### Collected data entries

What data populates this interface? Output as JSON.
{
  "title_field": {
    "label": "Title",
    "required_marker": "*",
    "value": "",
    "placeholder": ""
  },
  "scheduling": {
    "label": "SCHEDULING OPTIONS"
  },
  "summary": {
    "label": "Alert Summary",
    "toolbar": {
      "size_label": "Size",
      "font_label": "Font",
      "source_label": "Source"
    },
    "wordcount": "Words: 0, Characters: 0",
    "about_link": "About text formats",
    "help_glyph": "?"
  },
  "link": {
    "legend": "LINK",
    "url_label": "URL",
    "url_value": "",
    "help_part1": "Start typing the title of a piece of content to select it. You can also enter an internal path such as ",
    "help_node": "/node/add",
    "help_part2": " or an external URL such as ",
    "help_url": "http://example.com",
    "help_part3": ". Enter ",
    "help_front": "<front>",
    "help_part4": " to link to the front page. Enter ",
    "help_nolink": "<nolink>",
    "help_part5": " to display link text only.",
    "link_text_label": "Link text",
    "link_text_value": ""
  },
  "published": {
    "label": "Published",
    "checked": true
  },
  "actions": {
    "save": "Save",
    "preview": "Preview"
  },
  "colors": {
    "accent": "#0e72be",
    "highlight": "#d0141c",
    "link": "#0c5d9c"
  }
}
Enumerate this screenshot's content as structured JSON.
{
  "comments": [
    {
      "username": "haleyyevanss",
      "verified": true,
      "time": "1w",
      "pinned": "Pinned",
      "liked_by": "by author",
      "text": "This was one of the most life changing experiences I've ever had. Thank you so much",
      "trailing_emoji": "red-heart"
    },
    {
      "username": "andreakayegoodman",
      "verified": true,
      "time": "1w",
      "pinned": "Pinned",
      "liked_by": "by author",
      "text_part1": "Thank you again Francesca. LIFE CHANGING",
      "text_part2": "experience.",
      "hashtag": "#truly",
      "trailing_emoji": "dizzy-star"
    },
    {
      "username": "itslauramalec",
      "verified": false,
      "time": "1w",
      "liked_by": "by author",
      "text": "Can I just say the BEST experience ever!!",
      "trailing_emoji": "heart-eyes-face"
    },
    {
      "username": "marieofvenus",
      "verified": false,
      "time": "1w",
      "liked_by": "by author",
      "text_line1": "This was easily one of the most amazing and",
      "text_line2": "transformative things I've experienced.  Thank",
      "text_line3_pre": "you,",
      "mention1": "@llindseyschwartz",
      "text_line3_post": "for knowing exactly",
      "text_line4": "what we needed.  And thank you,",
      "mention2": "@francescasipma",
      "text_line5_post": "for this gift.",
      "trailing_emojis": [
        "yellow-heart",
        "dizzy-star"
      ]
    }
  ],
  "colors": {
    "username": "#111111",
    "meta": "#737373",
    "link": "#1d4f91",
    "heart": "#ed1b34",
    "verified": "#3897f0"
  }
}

==

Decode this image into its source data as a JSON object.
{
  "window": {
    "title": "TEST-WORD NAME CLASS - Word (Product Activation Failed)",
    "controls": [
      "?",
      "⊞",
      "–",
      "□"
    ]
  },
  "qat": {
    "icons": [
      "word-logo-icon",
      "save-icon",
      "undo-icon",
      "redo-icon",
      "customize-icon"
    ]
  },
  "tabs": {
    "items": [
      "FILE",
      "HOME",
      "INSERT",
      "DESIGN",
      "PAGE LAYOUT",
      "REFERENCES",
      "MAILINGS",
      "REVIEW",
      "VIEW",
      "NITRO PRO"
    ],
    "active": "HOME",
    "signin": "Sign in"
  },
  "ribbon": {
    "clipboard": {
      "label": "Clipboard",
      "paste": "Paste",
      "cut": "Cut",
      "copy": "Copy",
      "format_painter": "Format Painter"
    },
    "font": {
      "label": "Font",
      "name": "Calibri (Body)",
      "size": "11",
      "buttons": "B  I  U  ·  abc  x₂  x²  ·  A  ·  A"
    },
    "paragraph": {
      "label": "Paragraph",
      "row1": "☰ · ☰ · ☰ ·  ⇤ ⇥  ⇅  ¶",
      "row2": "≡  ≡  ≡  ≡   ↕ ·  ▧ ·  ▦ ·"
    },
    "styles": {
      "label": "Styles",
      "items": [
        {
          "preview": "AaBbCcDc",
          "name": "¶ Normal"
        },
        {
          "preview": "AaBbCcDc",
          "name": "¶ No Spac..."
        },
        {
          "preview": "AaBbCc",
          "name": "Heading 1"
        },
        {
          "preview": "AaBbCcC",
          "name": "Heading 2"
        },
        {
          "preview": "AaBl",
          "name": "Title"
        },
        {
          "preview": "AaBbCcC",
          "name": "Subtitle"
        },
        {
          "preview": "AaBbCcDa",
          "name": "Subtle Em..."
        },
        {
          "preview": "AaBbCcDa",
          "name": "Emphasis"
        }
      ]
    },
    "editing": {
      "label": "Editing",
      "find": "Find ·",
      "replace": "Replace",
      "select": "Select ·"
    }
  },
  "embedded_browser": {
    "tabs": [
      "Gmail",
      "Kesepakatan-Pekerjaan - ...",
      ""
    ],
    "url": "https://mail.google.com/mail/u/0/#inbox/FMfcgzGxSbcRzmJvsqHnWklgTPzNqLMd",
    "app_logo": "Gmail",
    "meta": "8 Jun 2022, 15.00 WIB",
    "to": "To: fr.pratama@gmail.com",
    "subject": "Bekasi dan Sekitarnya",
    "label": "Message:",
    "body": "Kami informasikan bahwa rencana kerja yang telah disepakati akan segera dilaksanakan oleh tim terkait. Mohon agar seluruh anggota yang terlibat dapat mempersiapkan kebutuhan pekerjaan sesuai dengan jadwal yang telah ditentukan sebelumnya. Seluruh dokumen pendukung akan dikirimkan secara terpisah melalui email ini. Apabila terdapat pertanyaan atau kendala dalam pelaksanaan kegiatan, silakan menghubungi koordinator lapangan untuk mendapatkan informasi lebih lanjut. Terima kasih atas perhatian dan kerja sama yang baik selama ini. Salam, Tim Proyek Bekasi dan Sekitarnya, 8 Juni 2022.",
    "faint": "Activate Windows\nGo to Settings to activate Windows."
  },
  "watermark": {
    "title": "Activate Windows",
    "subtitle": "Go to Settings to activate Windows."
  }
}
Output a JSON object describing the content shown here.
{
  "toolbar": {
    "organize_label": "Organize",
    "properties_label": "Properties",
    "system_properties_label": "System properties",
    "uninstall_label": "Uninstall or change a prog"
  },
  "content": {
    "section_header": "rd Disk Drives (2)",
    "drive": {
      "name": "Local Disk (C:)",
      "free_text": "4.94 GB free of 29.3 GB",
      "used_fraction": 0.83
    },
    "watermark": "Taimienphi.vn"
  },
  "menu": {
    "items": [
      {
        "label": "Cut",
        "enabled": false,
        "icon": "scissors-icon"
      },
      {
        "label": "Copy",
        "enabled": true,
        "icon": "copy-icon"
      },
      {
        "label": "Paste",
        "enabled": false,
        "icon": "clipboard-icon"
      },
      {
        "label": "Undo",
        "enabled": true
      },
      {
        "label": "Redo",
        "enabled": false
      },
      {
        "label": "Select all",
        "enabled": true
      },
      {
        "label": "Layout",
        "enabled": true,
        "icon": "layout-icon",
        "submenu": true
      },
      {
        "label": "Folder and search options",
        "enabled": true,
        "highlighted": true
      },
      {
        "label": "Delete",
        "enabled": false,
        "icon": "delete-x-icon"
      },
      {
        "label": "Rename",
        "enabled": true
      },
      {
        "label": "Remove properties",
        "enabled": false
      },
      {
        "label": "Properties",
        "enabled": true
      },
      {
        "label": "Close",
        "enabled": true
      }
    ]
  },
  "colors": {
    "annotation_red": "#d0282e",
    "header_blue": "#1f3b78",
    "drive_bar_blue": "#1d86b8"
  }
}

### Written problem
Your task is to list each line of the records with the word "Output".

### Answer to the exercise
What data populates this interface? Output as JSON.
Output a JSON object describing the content shown here.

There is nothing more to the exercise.